Exercise data —
□ □ □ □ □ □ □
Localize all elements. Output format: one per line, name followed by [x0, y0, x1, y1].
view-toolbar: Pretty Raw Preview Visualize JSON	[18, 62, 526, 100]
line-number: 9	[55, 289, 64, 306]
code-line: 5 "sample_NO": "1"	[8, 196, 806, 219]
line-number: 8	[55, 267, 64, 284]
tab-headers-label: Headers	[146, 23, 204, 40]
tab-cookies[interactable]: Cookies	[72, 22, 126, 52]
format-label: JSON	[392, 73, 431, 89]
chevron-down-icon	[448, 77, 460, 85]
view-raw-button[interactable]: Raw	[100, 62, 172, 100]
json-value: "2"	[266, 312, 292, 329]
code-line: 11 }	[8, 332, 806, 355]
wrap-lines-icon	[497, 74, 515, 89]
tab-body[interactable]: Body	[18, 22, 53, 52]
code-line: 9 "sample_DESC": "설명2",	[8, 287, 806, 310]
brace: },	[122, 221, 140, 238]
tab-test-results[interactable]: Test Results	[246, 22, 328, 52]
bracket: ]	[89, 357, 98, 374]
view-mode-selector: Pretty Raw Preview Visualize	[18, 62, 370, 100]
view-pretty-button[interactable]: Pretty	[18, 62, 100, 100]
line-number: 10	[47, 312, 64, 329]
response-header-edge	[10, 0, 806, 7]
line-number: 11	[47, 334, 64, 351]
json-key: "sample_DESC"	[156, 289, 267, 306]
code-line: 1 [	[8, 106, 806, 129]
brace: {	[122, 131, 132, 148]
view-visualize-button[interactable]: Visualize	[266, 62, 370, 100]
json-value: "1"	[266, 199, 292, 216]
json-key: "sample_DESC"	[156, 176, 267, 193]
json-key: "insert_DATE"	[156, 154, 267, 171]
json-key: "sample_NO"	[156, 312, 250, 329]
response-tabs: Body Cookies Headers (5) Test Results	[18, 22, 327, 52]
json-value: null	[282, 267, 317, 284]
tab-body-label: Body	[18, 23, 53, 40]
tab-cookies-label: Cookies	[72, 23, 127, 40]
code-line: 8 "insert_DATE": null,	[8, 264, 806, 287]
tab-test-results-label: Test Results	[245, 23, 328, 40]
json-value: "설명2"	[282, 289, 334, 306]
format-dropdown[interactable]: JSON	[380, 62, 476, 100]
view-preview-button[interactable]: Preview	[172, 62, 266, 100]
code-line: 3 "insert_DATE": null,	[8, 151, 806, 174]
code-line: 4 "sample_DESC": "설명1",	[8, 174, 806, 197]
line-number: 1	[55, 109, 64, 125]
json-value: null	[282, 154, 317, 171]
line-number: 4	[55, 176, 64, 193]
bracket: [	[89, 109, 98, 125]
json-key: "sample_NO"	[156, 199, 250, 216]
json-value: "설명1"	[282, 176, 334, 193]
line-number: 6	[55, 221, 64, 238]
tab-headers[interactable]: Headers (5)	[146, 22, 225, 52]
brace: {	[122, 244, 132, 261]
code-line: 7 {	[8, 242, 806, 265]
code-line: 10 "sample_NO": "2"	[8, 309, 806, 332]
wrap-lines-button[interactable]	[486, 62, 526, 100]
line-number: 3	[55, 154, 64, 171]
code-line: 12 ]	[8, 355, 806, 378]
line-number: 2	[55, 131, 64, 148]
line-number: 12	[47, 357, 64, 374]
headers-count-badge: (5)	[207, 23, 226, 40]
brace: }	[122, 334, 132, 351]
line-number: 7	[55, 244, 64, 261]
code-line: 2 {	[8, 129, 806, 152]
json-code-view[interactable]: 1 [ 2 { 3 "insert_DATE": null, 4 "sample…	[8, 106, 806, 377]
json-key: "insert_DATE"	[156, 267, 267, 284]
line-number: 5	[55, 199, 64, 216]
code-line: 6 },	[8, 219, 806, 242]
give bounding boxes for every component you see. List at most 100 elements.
□ □ □ □ □ □ □
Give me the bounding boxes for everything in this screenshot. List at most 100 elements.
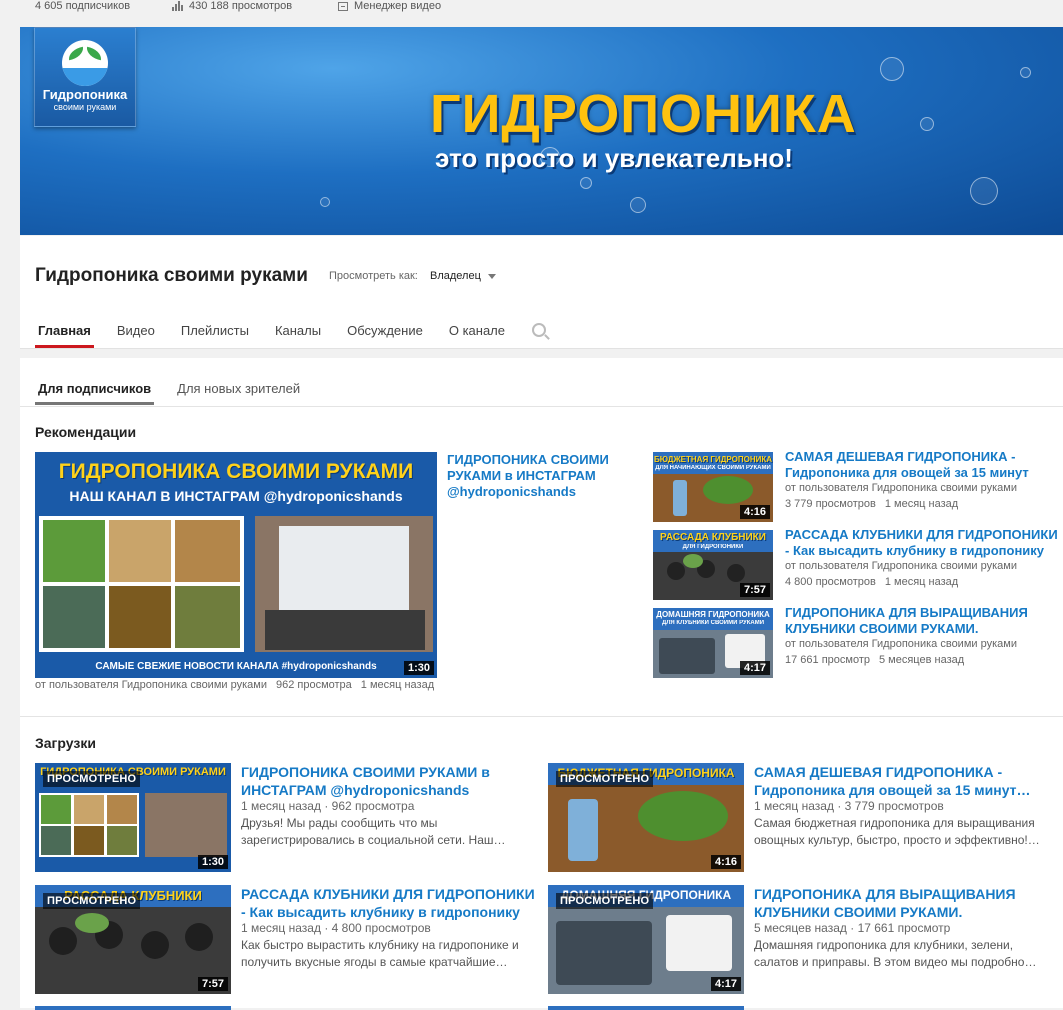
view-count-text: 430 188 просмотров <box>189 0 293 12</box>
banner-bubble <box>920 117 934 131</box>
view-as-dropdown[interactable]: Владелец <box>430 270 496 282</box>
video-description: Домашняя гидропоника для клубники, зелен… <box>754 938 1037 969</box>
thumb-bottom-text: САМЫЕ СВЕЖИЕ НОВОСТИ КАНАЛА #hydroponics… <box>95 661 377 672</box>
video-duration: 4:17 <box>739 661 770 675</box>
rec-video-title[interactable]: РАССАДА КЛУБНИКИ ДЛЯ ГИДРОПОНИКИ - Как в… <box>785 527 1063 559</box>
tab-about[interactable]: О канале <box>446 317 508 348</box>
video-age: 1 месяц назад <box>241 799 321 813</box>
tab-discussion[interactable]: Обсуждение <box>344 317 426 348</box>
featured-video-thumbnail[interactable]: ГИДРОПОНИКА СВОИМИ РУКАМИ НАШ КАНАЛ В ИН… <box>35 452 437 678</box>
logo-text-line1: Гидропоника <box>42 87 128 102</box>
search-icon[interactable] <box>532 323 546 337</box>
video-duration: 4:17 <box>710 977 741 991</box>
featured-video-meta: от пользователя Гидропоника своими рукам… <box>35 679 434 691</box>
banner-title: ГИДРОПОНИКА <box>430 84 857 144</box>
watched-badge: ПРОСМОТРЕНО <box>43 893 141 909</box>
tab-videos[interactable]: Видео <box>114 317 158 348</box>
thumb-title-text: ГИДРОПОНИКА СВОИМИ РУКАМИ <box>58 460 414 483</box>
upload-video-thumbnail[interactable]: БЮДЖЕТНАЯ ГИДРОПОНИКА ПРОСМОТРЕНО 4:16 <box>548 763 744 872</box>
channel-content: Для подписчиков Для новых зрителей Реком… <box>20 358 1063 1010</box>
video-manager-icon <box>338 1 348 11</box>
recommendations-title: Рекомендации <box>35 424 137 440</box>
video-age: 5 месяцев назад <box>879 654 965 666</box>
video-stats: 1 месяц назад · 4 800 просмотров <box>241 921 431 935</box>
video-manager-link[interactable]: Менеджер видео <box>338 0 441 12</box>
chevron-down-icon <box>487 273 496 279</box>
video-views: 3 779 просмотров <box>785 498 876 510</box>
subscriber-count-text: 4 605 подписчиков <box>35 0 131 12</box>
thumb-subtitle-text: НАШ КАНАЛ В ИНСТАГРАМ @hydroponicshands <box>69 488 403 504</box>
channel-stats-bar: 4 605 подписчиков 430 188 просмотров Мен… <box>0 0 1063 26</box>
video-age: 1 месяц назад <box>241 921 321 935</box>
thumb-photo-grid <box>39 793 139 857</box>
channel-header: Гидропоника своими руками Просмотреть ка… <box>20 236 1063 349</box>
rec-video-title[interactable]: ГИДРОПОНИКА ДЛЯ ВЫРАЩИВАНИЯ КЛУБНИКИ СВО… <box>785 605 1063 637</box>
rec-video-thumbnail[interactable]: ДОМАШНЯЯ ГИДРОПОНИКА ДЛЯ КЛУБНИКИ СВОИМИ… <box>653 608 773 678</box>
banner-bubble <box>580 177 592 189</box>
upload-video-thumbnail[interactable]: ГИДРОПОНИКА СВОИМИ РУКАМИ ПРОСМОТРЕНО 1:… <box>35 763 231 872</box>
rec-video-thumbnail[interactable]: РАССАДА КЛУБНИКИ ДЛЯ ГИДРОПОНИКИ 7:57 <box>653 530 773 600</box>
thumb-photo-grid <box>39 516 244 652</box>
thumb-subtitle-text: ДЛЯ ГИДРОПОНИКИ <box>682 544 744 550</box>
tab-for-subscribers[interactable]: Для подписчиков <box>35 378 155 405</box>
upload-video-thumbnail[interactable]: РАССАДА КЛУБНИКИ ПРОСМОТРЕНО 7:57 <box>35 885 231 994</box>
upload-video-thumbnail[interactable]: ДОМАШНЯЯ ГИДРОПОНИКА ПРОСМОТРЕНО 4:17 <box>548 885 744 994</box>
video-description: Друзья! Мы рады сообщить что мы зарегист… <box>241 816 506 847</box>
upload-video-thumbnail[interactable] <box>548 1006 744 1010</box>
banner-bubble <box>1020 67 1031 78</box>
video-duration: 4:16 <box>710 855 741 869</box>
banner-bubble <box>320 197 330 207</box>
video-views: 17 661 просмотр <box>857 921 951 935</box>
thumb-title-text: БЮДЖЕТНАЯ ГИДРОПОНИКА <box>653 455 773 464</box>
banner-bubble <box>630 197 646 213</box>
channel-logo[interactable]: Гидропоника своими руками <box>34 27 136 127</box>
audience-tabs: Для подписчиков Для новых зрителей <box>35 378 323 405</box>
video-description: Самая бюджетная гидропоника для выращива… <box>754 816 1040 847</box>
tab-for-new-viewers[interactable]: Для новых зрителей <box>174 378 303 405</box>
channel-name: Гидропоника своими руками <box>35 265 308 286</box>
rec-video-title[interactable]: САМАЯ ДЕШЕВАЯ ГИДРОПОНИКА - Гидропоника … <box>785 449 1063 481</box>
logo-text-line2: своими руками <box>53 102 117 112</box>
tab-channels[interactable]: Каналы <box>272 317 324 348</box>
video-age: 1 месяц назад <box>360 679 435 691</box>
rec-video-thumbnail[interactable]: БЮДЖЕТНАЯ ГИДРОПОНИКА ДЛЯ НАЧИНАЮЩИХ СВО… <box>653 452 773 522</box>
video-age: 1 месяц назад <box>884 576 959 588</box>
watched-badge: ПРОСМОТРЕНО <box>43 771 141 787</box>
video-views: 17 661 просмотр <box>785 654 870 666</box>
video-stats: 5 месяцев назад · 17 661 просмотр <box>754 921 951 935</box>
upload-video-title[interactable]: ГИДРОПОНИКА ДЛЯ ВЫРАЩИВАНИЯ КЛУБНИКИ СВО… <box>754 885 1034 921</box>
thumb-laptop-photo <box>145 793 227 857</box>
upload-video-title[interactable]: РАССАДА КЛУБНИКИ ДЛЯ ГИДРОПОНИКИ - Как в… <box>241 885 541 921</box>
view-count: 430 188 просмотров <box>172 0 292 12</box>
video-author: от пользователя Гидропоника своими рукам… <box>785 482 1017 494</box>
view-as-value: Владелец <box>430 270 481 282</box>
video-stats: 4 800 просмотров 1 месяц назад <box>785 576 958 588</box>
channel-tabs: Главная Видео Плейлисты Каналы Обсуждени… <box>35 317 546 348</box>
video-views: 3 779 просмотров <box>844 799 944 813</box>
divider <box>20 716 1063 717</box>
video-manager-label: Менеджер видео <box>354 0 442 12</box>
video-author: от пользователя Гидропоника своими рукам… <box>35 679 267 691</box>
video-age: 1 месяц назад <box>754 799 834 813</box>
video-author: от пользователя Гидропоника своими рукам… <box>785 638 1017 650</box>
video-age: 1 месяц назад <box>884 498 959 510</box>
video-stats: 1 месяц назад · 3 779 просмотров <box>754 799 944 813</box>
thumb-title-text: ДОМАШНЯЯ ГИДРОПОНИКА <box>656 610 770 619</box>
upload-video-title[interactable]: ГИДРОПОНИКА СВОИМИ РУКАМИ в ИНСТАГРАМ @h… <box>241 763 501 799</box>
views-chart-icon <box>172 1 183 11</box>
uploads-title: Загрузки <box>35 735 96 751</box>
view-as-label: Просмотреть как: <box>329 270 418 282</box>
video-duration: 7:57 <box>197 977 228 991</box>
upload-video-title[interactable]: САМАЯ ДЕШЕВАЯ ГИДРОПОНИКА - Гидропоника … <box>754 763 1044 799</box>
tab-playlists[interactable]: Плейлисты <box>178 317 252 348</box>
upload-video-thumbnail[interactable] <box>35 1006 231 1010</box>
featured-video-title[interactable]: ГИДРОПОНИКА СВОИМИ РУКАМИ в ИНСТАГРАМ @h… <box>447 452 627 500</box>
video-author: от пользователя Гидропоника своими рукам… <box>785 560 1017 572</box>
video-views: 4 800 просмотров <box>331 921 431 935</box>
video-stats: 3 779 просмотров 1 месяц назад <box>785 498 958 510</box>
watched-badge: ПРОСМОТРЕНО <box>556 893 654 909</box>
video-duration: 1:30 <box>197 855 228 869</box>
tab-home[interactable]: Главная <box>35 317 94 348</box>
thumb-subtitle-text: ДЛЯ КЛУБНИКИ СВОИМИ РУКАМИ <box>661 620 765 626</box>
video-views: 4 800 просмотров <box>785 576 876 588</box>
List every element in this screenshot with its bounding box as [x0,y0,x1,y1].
□ □ □ □ □ □ □
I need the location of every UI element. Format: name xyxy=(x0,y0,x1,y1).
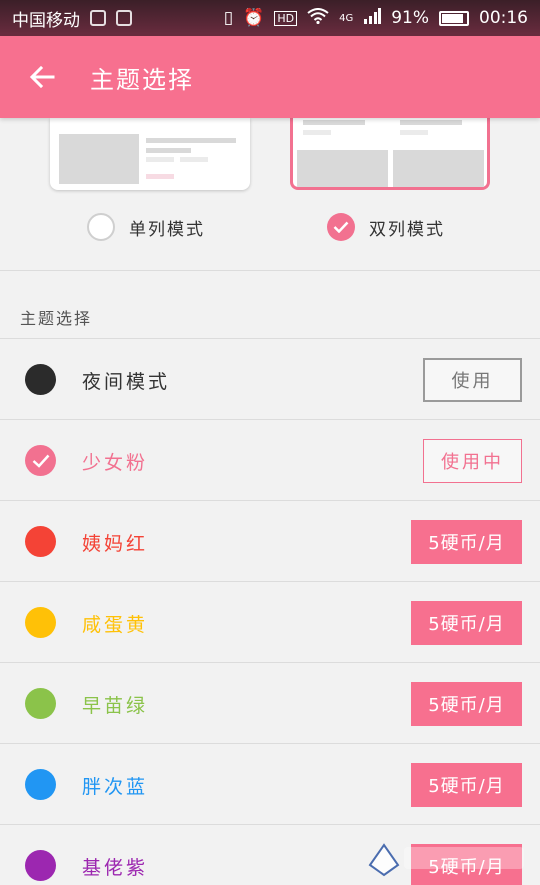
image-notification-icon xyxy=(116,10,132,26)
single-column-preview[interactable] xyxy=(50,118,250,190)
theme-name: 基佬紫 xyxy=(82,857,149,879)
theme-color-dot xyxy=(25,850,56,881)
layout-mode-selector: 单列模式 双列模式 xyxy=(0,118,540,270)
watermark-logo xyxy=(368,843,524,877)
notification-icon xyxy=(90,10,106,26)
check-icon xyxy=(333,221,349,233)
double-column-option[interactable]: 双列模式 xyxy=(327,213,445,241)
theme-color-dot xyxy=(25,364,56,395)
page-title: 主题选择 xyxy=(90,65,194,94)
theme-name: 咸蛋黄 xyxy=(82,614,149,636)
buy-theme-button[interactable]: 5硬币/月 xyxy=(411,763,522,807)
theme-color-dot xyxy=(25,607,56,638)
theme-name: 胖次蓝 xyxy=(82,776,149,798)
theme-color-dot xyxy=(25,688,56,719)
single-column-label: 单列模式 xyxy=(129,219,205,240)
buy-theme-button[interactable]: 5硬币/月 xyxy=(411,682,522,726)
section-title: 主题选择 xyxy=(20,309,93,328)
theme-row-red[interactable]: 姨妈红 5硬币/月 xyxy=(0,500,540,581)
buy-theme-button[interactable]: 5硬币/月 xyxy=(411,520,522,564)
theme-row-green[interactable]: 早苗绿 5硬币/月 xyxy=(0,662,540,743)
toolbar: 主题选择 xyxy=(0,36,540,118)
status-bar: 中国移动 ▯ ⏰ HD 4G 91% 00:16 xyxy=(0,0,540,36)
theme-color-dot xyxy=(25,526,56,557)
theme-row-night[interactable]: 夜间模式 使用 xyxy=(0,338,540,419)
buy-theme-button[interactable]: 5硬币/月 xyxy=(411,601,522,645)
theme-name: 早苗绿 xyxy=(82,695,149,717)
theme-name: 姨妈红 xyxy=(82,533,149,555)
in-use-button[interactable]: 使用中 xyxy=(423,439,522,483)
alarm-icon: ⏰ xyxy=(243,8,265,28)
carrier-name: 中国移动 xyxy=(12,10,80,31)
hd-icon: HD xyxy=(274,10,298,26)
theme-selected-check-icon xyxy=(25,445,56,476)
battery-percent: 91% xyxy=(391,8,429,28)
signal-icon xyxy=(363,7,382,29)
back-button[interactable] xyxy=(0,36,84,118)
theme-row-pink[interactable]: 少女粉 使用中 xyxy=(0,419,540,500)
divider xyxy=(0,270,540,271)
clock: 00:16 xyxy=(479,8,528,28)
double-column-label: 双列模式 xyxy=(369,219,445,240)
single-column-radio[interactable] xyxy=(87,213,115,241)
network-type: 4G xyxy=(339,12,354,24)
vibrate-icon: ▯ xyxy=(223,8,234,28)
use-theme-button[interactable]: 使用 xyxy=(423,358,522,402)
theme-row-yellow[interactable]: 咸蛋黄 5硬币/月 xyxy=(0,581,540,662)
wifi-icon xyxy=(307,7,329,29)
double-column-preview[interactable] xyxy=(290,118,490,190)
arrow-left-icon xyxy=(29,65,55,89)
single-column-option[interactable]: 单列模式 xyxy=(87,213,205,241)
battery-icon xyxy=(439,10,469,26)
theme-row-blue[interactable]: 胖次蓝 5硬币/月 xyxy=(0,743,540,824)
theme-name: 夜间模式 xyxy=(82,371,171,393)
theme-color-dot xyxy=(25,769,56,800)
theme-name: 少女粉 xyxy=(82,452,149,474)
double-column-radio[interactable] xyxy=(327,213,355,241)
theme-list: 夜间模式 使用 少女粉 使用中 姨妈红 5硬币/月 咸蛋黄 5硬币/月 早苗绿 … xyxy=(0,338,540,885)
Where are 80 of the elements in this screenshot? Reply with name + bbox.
□ □ □ □ □ □ □
What this task involves — Copy out, without any change, the stretch of the material from the line containing "Localize all elements." through the line containing "23, 204, 40]".

The solution —
Localize all elements. Output format: one per line, name followed by [x0, y0, x1, y1].
view-toolbar: Pretty Raw Preview Visualize JSON	[18, 62, 526, 100]
line-number: 9	[55, 289, 64, 306]
code-line: 5 "sample_NO": "1"	[8, 196, 806, 219]
line-number: 8	[55, 267, 64, 284]
tab-headers-label: Headers	[146, 23, 204, 40]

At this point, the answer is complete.